◆ Dataset entries on figures ◆
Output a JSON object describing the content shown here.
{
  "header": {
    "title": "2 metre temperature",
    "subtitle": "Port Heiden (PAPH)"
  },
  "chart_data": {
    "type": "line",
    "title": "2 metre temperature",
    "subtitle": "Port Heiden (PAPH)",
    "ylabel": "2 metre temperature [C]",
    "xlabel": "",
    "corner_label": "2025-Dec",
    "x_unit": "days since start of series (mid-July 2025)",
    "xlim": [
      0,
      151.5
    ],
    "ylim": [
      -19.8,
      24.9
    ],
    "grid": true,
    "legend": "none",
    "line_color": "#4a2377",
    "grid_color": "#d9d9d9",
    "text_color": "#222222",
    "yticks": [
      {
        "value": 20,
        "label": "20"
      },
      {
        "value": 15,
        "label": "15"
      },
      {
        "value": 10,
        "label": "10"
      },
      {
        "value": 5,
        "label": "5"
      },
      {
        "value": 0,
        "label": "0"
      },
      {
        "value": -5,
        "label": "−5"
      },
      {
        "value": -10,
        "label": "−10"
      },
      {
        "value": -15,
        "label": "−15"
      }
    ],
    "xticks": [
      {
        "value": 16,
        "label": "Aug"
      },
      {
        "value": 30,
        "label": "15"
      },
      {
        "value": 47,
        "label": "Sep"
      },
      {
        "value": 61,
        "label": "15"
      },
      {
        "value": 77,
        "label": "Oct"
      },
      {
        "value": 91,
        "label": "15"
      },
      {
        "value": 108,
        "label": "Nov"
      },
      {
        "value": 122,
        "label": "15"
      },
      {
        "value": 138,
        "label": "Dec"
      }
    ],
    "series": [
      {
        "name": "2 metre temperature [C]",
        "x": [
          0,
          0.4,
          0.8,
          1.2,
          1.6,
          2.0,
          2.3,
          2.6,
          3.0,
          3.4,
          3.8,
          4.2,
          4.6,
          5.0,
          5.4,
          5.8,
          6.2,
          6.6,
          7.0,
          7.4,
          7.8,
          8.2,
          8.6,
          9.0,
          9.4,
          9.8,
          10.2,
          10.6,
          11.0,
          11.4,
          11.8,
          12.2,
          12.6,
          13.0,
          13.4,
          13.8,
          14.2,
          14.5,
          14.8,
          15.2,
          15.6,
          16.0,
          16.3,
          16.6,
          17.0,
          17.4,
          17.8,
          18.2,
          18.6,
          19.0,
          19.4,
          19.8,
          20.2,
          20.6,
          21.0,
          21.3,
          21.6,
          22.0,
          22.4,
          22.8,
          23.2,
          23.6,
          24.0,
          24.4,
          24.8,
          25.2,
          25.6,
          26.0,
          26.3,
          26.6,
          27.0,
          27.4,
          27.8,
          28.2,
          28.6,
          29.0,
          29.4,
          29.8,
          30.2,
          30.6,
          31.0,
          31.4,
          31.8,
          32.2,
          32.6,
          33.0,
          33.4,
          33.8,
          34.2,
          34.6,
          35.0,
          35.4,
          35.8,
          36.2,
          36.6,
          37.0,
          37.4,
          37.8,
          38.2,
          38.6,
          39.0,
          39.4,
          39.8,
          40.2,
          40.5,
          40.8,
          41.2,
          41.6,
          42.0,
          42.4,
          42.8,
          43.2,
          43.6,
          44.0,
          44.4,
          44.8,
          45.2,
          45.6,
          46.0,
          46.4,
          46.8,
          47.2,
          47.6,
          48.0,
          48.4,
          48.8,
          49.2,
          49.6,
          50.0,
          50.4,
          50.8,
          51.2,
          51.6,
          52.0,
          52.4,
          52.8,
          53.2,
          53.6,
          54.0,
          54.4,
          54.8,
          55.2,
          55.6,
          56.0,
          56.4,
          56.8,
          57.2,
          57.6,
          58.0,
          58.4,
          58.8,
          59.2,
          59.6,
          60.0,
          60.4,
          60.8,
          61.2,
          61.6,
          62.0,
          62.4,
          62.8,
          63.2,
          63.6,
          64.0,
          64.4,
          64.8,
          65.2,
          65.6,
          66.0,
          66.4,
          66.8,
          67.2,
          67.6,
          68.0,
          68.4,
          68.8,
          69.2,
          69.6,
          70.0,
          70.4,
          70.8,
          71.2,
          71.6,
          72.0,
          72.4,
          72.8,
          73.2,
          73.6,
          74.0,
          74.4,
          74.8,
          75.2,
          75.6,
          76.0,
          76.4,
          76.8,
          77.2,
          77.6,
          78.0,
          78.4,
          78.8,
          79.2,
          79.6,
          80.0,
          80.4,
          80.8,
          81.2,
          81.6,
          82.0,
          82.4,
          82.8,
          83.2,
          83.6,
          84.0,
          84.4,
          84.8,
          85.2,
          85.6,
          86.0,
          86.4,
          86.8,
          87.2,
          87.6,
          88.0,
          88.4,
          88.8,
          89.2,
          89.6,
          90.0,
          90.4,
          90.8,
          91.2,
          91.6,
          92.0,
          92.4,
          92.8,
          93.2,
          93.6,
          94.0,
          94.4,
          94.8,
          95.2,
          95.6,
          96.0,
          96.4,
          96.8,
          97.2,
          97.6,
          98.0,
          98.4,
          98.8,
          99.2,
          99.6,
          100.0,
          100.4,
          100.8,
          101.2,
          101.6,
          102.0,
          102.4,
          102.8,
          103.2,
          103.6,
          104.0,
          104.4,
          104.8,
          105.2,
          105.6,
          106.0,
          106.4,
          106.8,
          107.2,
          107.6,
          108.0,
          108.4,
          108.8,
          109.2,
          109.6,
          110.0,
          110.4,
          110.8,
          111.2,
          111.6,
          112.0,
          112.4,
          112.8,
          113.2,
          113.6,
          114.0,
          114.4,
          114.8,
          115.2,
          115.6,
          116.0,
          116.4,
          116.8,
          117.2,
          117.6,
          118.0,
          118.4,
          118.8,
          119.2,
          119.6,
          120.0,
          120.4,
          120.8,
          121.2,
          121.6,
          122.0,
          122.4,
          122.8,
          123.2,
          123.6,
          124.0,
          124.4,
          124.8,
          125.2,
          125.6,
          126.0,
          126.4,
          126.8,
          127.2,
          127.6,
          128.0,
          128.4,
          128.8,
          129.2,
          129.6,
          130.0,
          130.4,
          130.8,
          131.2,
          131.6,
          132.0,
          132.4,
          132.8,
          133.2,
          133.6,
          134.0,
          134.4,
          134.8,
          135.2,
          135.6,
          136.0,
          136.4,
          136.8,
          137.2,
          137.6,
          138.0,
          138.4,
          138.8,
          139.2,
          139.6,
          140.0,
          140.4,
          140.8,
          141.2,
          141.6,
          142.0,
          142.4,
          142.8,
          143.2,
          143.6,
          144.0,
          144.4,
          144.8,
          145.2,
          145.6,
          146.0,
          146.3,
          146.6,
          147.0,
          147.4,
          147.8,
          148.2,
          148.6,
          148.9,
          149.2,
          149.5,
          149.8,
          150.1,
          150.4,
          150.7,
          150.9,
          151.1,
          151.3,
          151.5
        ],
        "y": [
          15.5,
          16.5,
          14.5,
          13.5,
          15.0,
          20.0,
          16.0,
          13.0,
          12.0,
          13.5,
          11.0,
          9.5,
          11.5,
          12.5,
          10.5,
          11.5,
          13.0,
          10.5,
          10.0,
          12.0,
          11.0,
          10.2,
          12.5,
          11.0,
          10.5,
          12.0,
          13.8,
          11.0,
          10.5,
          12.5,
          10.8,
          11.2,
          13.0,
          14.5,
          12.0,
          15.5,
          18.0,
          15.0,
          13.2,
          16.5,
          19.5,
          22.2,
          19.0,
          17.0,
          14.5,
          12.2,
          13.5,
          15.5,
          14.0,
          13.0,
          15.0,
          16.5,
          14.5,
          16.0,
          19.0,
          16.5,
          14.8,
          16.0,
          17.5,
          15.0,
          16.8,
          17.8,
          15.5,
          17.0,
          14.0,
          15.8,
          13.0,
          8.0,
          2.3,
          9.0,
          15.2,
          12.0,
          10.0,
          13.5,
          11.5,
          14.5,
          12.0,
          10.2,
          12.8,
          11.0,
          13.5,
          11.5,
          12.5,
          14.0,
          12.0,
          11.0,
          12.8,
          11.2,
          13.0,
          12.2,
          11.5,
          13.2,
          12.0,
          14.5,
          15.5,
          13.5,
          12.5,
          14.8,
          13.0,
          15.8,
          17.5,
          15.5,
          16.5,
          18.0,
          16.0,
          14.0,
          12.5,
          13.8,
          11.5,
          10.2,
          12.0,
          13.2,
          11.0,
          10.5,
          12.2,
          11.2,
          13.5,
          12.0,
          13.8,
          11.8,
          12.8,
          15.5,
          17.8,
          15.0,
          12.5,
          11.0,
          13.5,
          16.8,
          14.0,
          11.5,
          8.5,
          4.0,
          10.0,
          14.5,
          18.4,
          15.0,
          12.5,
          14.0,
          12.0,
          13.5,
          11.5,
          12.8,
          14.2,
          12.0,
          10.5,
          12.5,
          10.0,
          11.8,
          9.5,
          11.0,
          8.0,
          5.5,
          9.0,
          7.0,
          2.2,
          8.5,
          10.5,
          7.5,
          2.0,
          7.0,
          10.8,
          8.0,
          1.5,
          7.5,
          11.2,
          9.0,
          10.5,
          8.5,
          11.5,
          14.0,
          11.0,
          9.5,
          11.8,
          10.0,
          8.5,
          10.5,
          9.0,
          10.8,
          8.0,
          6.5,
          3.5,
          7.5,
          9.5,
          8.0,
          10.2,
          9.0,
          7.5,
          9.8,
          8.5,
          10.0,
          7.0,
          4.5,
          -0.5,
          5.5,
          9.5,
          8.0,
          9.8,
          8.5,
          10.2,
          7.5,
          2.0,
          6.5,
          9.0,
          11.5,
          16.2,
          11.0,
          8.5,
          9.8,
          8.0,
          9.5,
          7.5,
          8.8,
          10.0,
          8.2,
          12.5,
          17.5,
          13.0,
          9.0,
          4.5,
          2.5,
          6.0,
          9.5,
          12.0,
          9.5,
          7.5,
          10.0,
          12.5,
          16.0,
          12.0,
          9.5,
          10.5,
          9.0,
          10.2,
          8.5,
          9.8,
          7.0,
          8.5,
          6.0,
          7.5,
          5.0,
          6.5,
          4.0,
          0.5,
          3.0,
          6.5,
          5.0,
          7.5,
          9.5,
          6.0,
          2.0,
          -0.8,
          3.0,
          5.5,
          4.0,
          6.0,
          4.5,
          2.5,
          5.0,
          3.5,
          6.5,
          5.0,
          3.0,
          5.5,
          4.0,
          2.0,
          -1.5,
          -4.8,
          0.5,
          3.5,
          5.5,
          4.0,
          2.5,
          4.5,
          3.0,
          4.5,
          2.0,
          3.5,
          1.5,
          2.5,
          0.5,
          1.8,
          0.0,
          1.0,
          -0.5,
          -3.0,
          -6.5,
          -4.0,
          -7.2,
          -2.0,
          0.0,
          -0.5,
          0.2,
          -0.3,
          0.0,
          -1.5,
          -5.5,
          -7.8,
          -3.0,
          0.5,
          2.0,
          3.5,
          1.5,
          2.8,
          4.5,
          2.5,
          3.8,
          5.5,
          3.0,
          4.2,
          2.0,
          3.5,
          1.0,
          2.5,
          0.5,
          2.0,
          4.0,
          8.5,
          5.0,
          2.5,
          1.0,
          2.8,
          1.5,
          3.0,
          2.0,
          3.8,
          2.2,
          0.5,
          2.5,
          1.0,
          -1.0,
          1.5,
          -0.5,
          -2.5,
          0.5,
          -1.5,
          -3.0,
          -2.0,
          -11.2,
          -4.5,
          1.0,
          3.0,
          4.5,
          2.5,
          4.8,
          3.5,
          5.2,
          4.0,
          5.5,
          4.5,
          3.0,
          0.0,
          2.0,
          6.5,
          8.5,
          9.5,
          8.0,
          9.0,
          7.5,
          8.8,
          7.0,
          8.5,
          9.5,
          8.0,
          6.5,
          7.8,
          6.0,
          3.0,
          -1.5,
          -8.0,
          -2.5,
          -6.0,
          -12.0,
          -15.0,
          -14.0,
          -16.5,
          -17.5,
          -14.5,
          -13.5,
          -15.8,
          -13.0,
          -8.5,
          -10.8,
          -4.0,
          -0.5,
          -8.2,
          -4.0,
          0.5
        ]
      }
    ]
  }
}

◆ GIVEN TASK ◆
In the records, locate each line holding the string "Heiden" and copy it.

◆ SOLUTION TO THIS TASK ◆
    "subtitle": "Port Heiden (PAPH)"
    "subtitle": "Port Heiden (PAPH)",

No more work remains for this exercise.